Work out how many lines of the records hold the string "following", and reply with that number alone.

==== Excerpted records

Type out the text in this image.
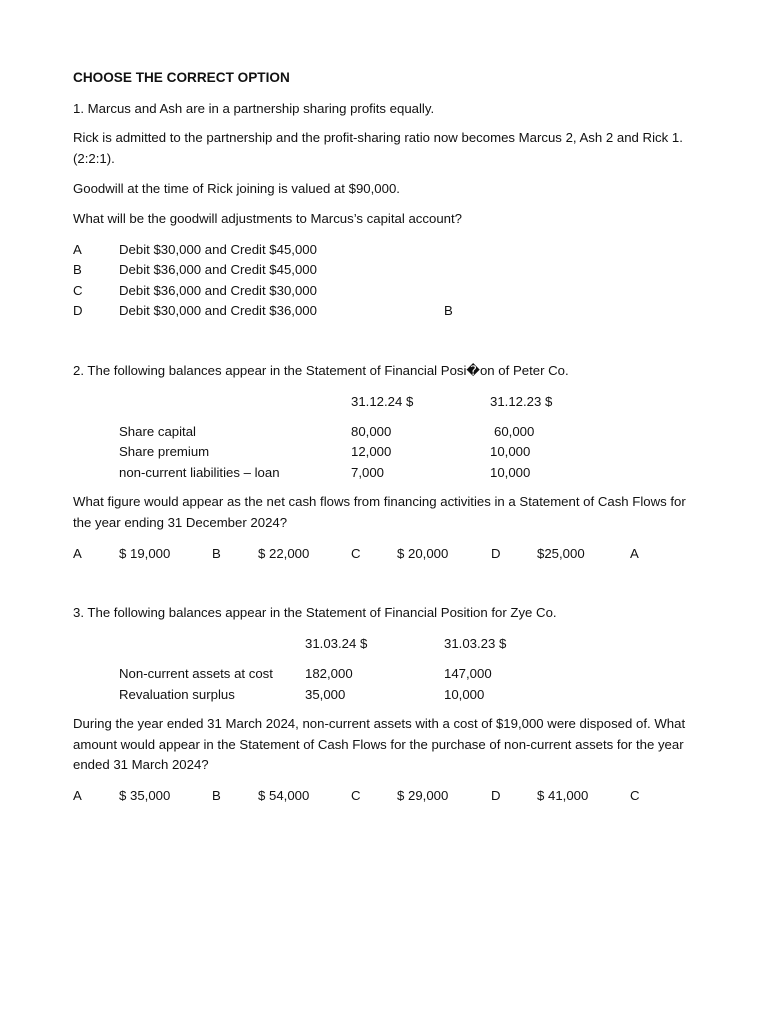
CHOOSE THE CORRECT OPTION
1. Marcus and Ash are in a partnership sharing profits equally.
Rick is admitted to the partnership and the profit-sharing ratio now becomes Marcus 2, Ash 2 and Rick 1. (2:2:1).
Goodwill at the time of Rick joining is valued at $90,000.
What will be the goodwill adjustments to Marcus’s capital account?
A	Debit $30,000 and Credit $45,000
B	Debit $36,000 and Credit $45,000
C	Debit $36,000 and Credit $30,000
D	Debit $30,000 and Credit $36,000	B
2. The following balances appear in the Statement of Financial Posi�on of Peter Co.
31.12.24 $	31.12.23 $
Share capital	80,000	60,000
Share premium	12,000	10,000
non-current liabilities – loan	7,000	10,000
What figure would appear as the net cash flows from financing activities in a Statement of Cash Flows for the year ending 31 December 2024?
A	$ 19,000	B	$ 22,000	C	$ 20,000	D	$25,000	A
3. The following balances appear in the Statement of Financial Position for Zye Co.
31.03.24 $	31.03.23 $
Non-current assets at cost 182,000	147,000
Revaluation surplus	35,000	10,000
During the year ended 31 March 2024, non-current assets with a cost of $19,000 were disposed of. What amount would appear in the Statement of Cash Flows for the purchase of non-current assets for the year ended 31 March 2024?
A	$ 35,000	B	$ 54,000	C	$ 29,000	D	$ 41,000	C
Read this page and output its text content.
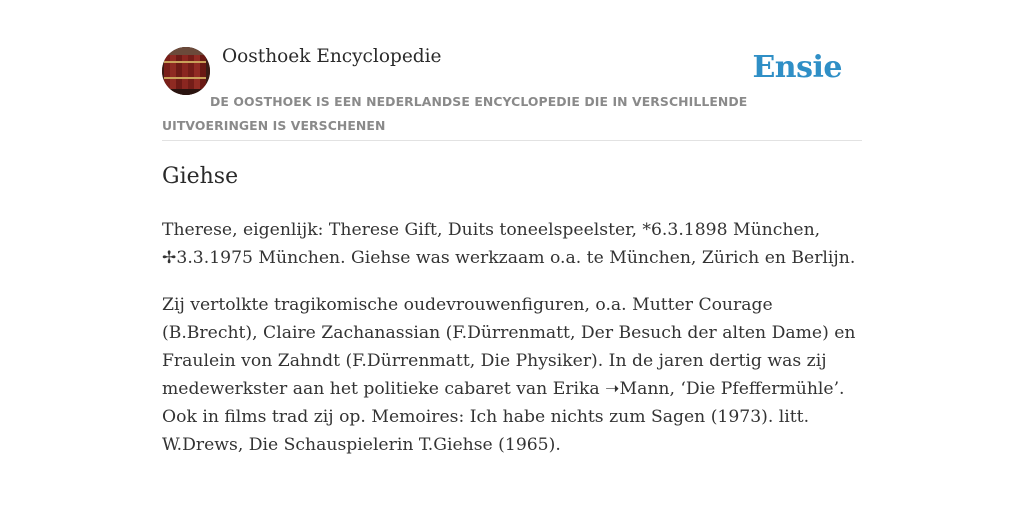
Oosthoek Encyclopedie	Ensie
DE OOSTHOEK IS EEN NEDERLANDSE ENCYCLOPEDIE DIE IN VERSCHILLENDE UITVOERINGEN IS VERSCHENEN
Giehse

Therese, eigenlijk: Therese Gift, Duits toneelspeelster, *6.3.1898 München, ✢3.3.1975 München. Giehse was werkzaam o.a. te München, Zürich en Berlijn.

Zij vertolkte tragikomische oudevrouwenfiguren, o.a. Mutter Courage (B.Brecht), Claire Zachanassian (F.Dürrenmatt, Der Besuch der alten Dame) en Fraulein von Zahndt (F.Dürrenmatt, Die Physiker). In de jaren dertig was zij medewerkster aan het politieke cabaret van Erika ➝Mann, ‘Die Pfeffermühle’. Ook in films trad zij op. Memoires: Ich habe nichts zum Sagen (1973). litt. W.Drews, Die Schauspielerin T.Giehse (1965).
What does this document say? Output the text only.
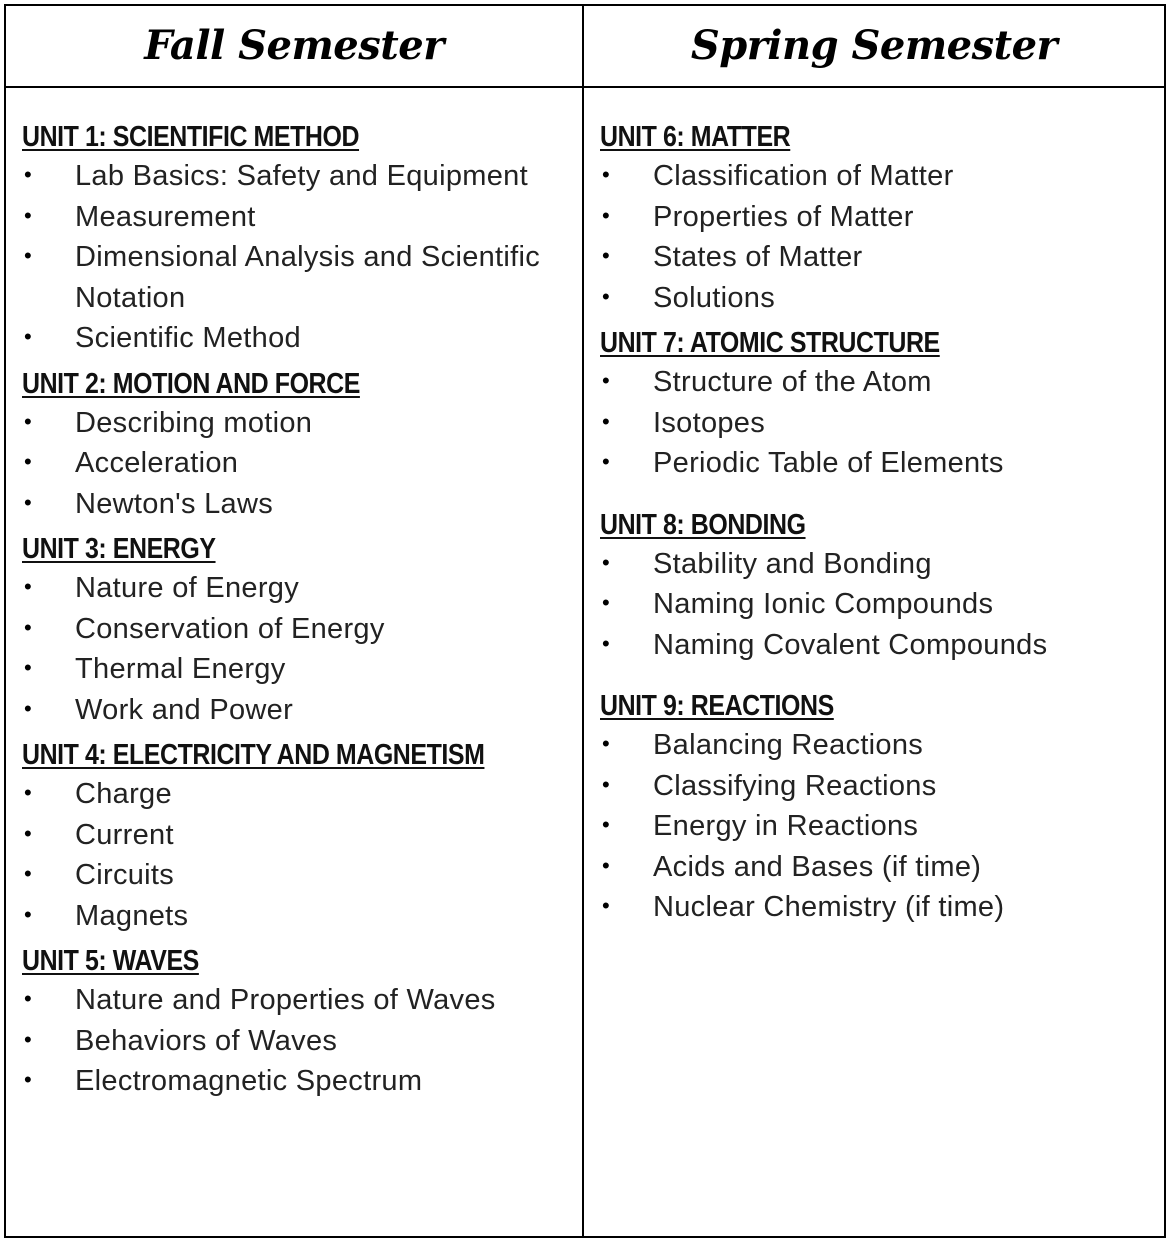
Fall Semester	Spring Semester
UNIT 1: SCIENTIFIC METHOD
• Lab Basics: Safety and Equipment
• Measurement
• Dimensional Analysis and Scientific Notation
• Scientific Method
UNIT 2: MOTION AND FORCE
• Describing motion
• Acceleration
• Newton's Laws
UNIT 3: ENERGY
• Nature of Energy
• Conservation of Energy
• Thermal Energy
• Work and Power
UNIT 4: ELECTRICITY AND MAGNETISM
• Charge
• Current
• Circuits
• Magnets
UNIT 5: WAVES
• Nature and Properties of Waves
• Behaviors of Waves
• Electromagnetic Spectrum
UNIT 6: MATTER
• Classification of Matter
• Properties of Matter
• States of Matter
• Solutions
UNIT 7: ATOMIC STRUCTURE
• Structure of the Atom
• Isotopes
• Periodic Table of Elements
UNIT 8: BONDING
• Stability and Bonding
• Naming Ionic Compounds
• Naming Covalent Compounds
UNIT 9: REACTIONS
• Balancing Reactions
• Classifying Reactions
• Energy in Reactions
• Acids and Bases (if time)
• Nuclear Chemistry (if time)
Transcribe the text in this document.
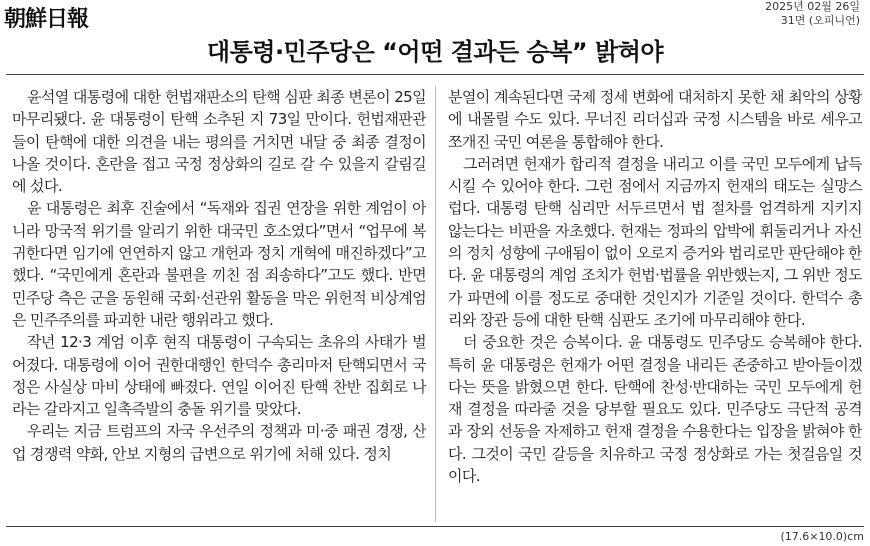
朝鮮日報	2025년 02월 26일
31면 (오피니언)
대통령·민주당은 “어떤 결과든 승복” 밝혀야

윤석열 대통령에 대한 헌법재판소의 탄핵 심판 최종 변론이 25일 마무리됐다. 윤 대통령이 탄핵 소추된 지 73일 만이다. 헌법재판관들이 탄핵에 대한 의견을 내는 평의를 거치면 내달 중 최종 결정이 나올 것이다. 혼란을 접고 국정 정상화의 길로 갈 수 있을지 갈림길에 섰다.

윤 대통령은 최후 진술에서 “독재와 집권 연장을 위한 계엄이 아니라 망국적 위기를 알리기 위한 대국민 호소였다”면서 “업무에 복귀한다면 임기에 연연하지 않고 개헌과 정치 개혁에 매진하겠다”고 했다. “국민에게 혼란과 불편을 끼친 점 죄송하다”고도 했다. 반면 민주당 측은 군을 동원해 국회·선관위 활동을 막은 위헌적 비상계엄은 민주주의를 파괴한 내란 행위라고 했다.

작년 12·3 계엄 이후 현직 대통령이 구속되는 초유의 사태가 벌어졌다. 대통령에 이어 권한대행인 한덕수 총리마저 탄핵되면서 국정은 사실상 마비 상태에 빠졌다. 연일 이어진 탄핵 찬반 집회로 나라는 갈라지고 일촉즉발의 충돌 위기를 맞았다.

우리는 지금 트럼프의 자국 우선주의 정책과 미·중 패권 경쟁, 산업 경쟁력 약화, 안보 지형의 급변으로 위기에 처해 있다. 정치

분열이 계속된다면 국제 정세 변화에 대처하지 못한 채 최악의 상황에 내몰릴 수도 있다. 무너진 리더십과 국정 시스템을 바로 세우고 쪼개진 국민 여론을 통합해야 한다.

그러려면 헌재가 합리적 결정을 내리고 이를 국민 모두에게 납득시킬 수 있어야 한다. 그런 점에서 지금까지 헌재의 태도는 실망스럽다. 대통령 탄핵 심리만 서두르면서 법 절차를 엄격하게 지키지 않는다는 비판을 자초했다. 헌재는 정파의 압박에 휘둘리거나 자신의 정치 성향에 구애됨이 없이 오로지 증거와 법리로만 판단해야 한다. 윤 대통령의 계엄 조치가 헌법·법률을 위반했는지, 그 위반 정도가 파면에 이를 정도로 중대한 것인지가 기준일 것이다. 한덕수 총리와 장관 등에 대한 탄핵 심판도 조기에 마무리해야 한다.

더 중요한 것은 승복이다. 윤 대통령도 민주당도 승복해야 한다. 특히 윤 대통령은 헌재가 어떤 결정을 내리든 존중하고 받아들이겠다는 뜻을 밝혔으면 한다. 탄핵에 찬성·반대하는 국민 모두에게 헌재 결정을 따라줄 것을 당부할 필요도 있다. 민주당도 극단적 공격과 장외 선동을 자제하고 헌재 결정을 수용한다는 입장을 밝혀야 한다. 그것이 국민 갈등을 치유하고 국정 정상화로 가는 첫걸음일 것이다.

(17.6×10.0)cm
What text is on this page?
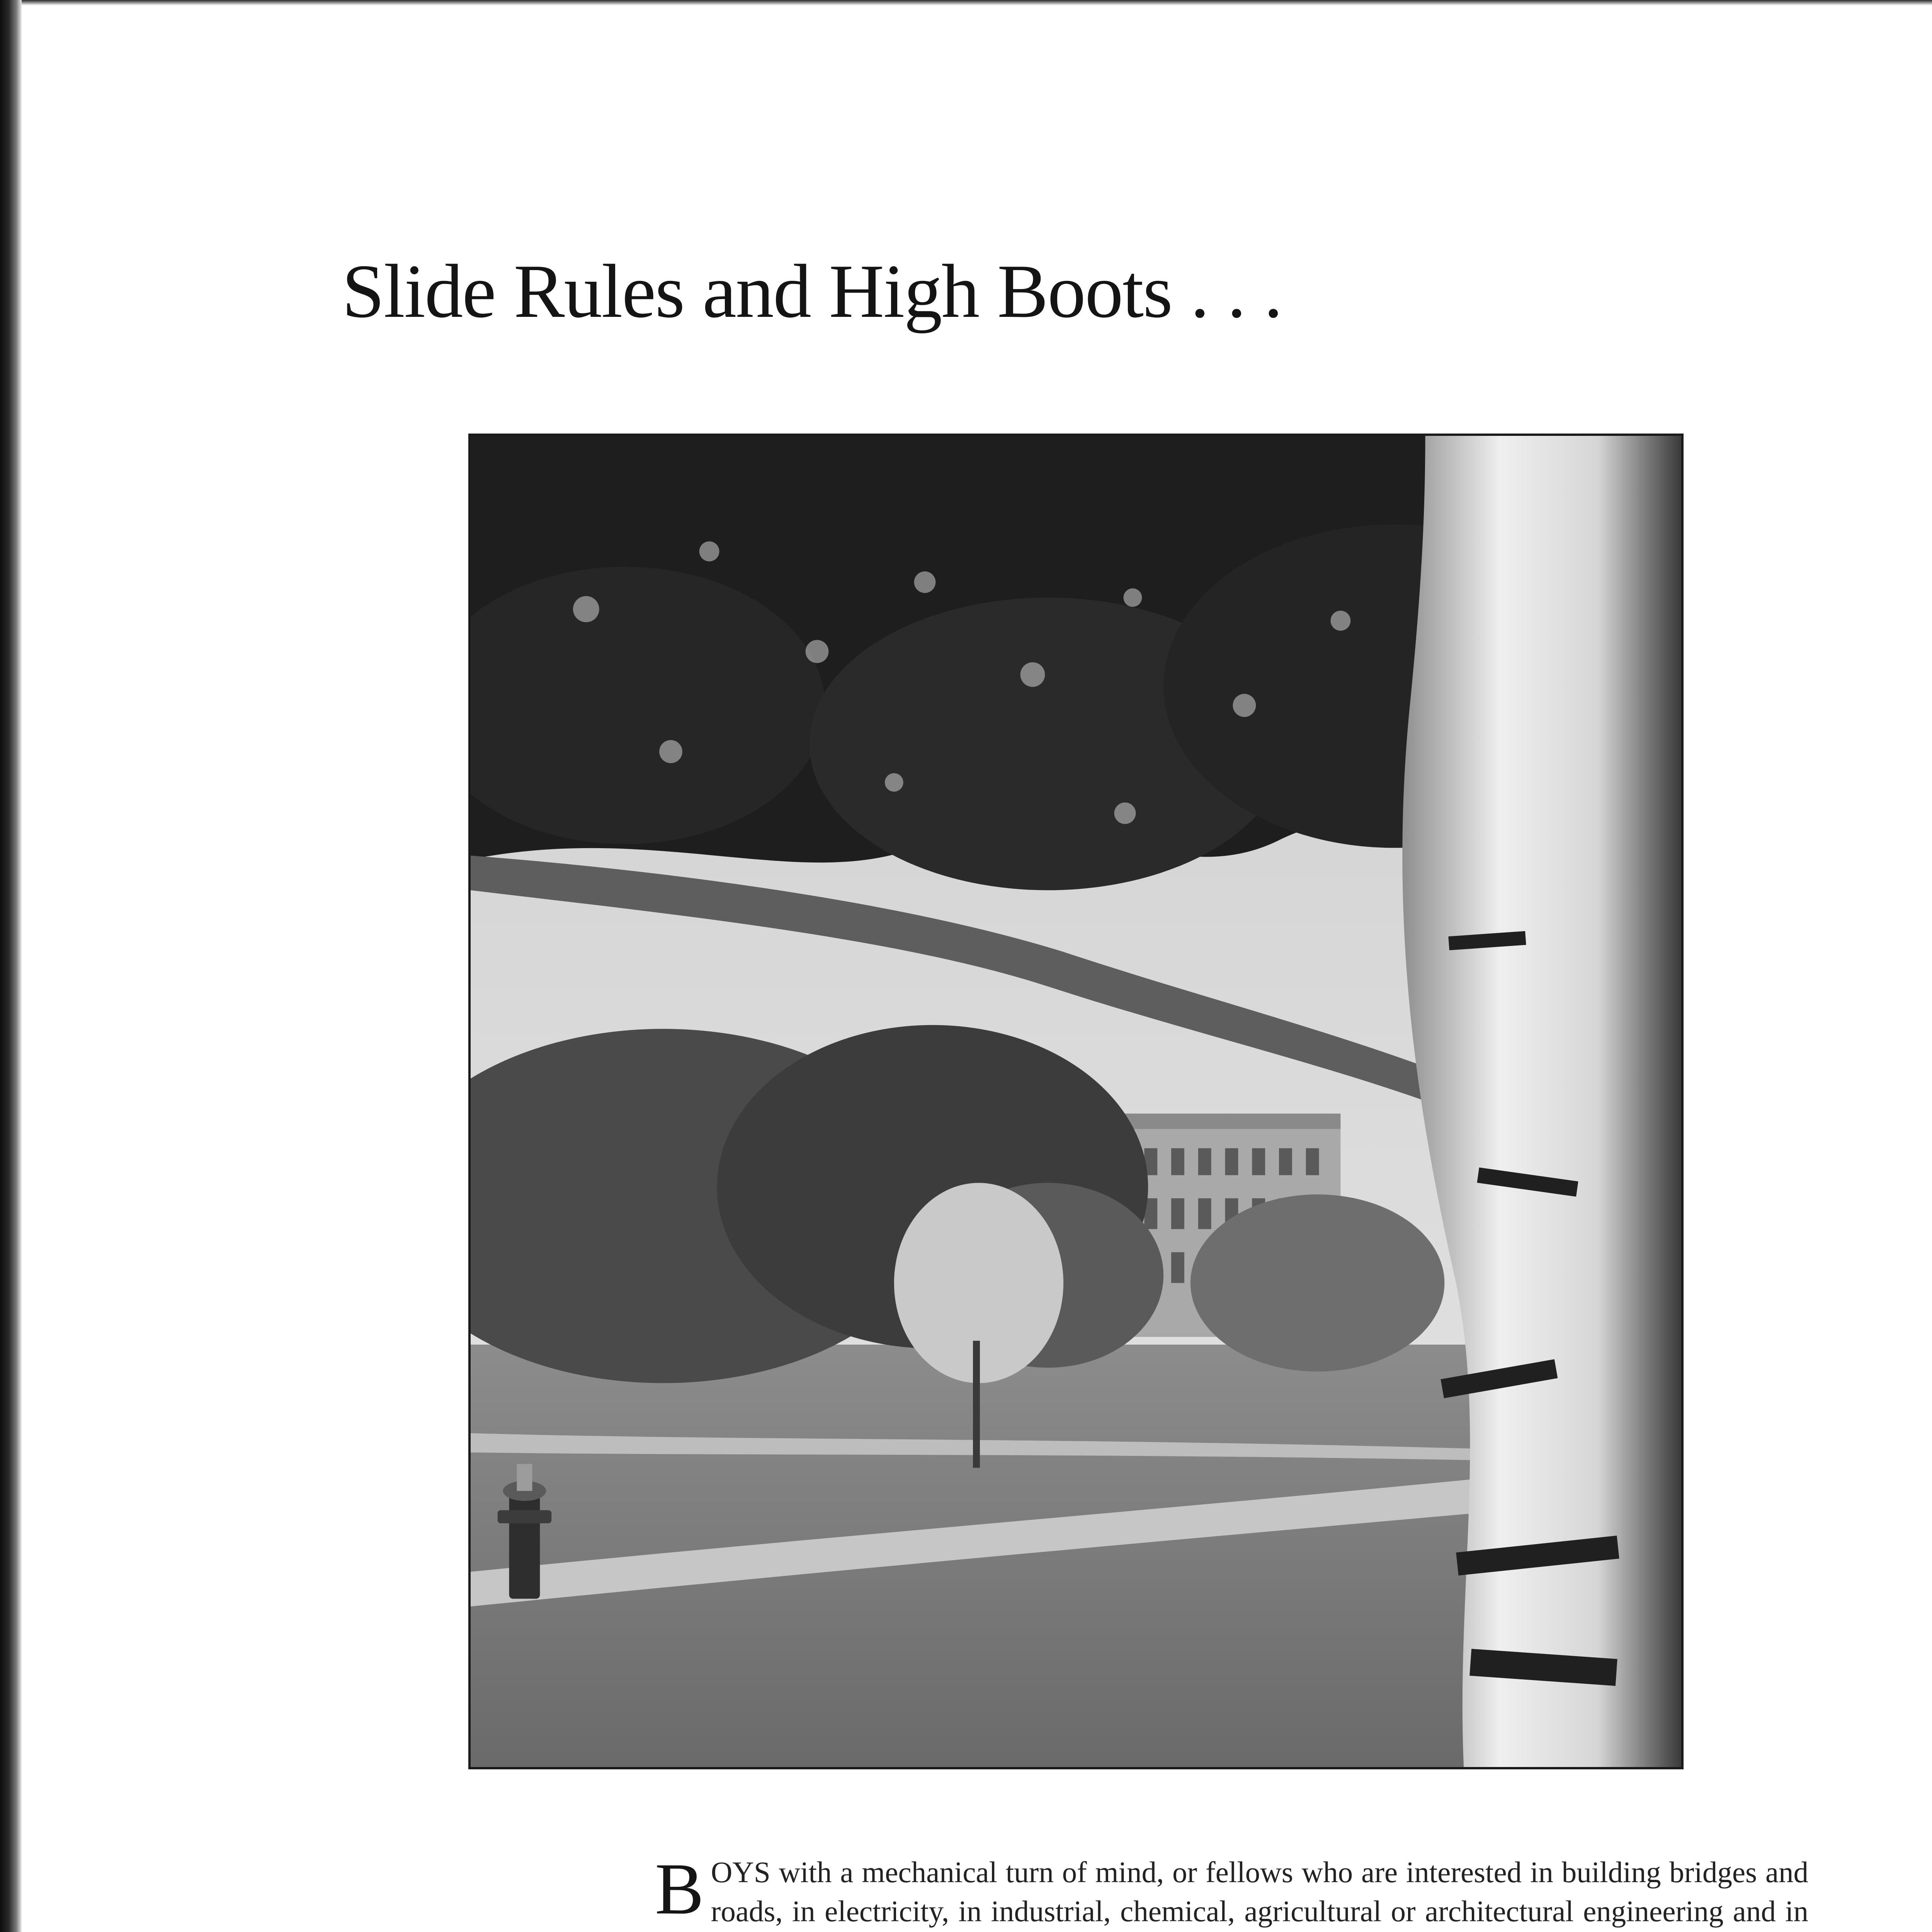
Slide Rules and High Boots . . .
BOYS with a mechanical turn of mind, or fellows who are interested in building bridges and roads, in electricity, in industrial, chemical, agricultural or architectural engineering and in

========

## Full answer:
2